TASK GOAL. Print every entry word for word, but omit the pictures.

THE INPUT.

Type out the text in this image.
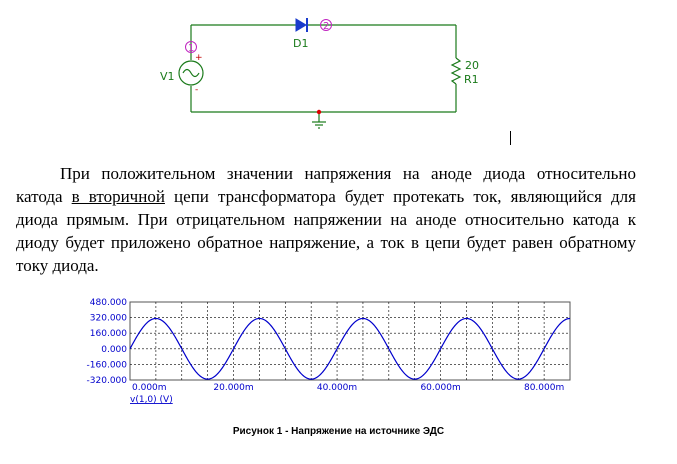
1
2
V1
+
-
D1
20
R1

При положительном значении напряжения на аноде диода относительно катода в вторичной цепи трансформатора будет протекать ток, являющийся для диода прямым. При отрицательном напряжении на аноде относительно катода к диоду будет приложено обратное напряжение, а ток в цепи будет равен обратному току диода.

480.000
320.000
160.000
0.000
-160.000
-320.000
0.000m	20.000m	40.000m	60.000m	80.000m
v(1,0) (V)
Рисунок 1 - Напряжение на источнике ЭДС
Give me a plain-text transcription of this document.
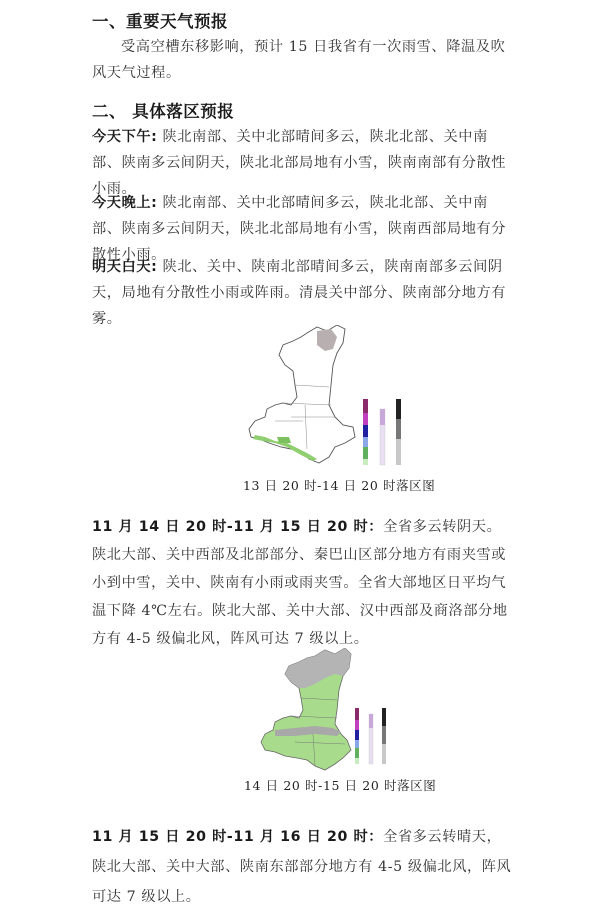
一、重要天气预报
受高空槽东移影响，预计 15 日我省有一次雨雪、降温及吹风天气过程。
二、 具体落区预报
今天下午: 陕北南部、关中北部晴间多云，陕北北部、关中南部、陕南多云间阴天，陕北北部局地有小雪，陕南南部有分散性小雨。
今天晚上: 陕北南部、关中北部晴间多云，陕北北部、关中南部、陕南多云间阴天，陕北北部局地有小雪，陕南西部局地有分散性小雨。
明天白天: 陕北、关中、陕南北部晴间多云，陕南南部多云间阴天，局地有分散性小雨或阵雨。清晨关中部分、陕南部分地方有雾。
13 日 20 时-14 日 20 时落区图
11 月 14 日 20 时-11 月 15 日 20 时：全省多云转阴天。陕北大部、关中西部及北部部分、秦巴山区部分地方有雨夹雪或小到中雪，关中、陕南有小雨或雨夹雪。全省大部地区日平均气温下降 4℃左右。陕北大部、关中大部、汉中西部及商洛部分地方有 4-5 级偏北风，阵风可达 7 级以上。
14 日 20 时-15 日 20 时落区图
11 月 15 日 20 时-11 月 16 日 20 时：全省多云转晴天，陕北大部、关中大部、陕南东部部分地方有 4-5 级偏北风，阵风可达 7 级以上。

SOLUTION FOR THIS PROBLEM.
Type out the text in this image.
1
2
V1
+
-
D1
20
R1

При положительном значении напряжения на аноде диода относительно катода в вторичной цепи трансформатора будет протекать ток, являющийся для диода прямым. При отрицательном напряжении на аноде относительно катода к диоду будет приложено обратное напряжение, а ток в цепи будет равен обратному току диода.

480.000
320.000
160.000
0.000
-160.000
-320.000
0.000m	20.000m	40.000m	60.000m	80.000m
v(1,0) (V)
Рисунок 1 - Напряжение на источнике ЭДС
Give me a plain-text transcription of this document.
一、重要天气预报
受高空槽东移影响，预计 15 日我省有一次雨雪、降温及吹风天气过程。
二、 具体落区预报
今天下午: 陕北南部、关中北部晴间多云，陕北北部、关中南部、陕南多云间阴天，陕北北部局地有小雪，陕南南部有分散性小雨。
今天晚上: 陕北南部、关中北部晴间多云，陕北北部、关中南部、陕南多云间阴天，陕北北部局地有小雪，陕南西部局地有分散性小雨。
明天白天: 陕北、关中、陕南北部晴间多云，陕南南部多云间阴天，局地有分散性小雨或阵雨。清晨关中部分、陕南部分地方有雾。
13 日 20 时-14 日 20 时落区图
11 月 14 日 20 时-11 月 15 日 20 时：全省多云转阴天。陕北大部、关中西部及北部部分、秦巴山区部分地方有雨夹雪或小到中雪，关中、陕南有小雨或雨夹雪。全省大部地区日平均气温下降 4℃左右。陕北大部、关中大部、汉中西部及商洛部分地方有 4-5 级偏北风，阵风可达 7 级以上。
14 日 20 时-15 日 20 时落区图
11 月 15 日 20 时-11 月 16 日 20 时：全省多云转晴天，陕北大部、关中大部、陕南东部部分地方有 4-5 级偏北风，阵风可达 7 级以上。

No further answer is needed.